-------- Information given

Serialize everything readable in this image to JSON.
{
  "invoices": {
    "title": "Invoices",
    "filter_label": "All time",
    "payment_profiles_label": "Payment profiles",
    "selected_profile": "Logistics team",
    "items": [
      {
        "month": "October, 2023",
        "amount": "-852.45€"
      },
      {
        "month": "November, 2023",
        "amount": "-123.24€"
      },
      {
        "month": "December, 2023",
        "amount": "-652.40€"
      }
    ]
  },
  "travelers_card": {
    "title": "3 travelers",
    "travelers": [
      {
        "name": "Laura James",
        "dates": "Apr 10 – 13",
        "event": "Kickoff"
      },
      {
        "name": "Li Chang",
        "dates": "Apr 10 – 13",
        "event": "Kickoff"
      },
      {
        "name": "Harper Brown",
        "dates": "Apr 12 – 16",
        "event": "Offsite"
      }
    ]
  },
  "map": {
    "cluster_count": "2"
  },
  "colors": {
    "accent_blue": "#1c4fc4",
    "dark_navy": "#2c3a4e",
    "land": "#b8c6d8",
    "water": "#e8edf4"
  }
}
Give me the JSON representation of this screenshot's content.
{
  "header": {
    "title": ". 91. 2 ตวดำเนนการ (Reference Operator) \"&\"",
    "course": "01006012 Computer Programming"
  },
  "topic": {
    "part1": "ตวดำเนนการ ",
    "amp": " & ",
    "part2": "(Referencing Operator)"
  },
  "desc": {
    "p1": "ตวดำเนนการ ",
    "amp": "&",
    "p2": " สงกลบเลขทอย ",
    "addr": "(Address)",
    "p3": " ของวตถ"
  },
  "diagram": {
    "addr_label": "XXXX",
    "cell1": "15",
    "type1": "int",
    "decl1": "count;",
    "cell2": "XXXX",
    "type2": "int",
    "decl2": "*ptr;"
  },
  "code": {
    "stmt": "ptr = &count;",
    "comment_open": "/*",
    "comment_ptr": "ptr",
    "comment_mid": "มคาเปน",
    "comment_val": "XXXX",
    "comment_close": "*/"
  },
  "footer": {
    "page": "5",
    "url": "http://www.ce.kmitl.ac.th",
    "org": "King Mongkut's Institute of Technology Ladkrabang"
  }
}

----------------

What needs to be done
Copy out each line of the records that holds the string "name".

Answer to the exercise
        "name": "Laura James",
        "name": "Li Chang",
        "name": "Harper Brown",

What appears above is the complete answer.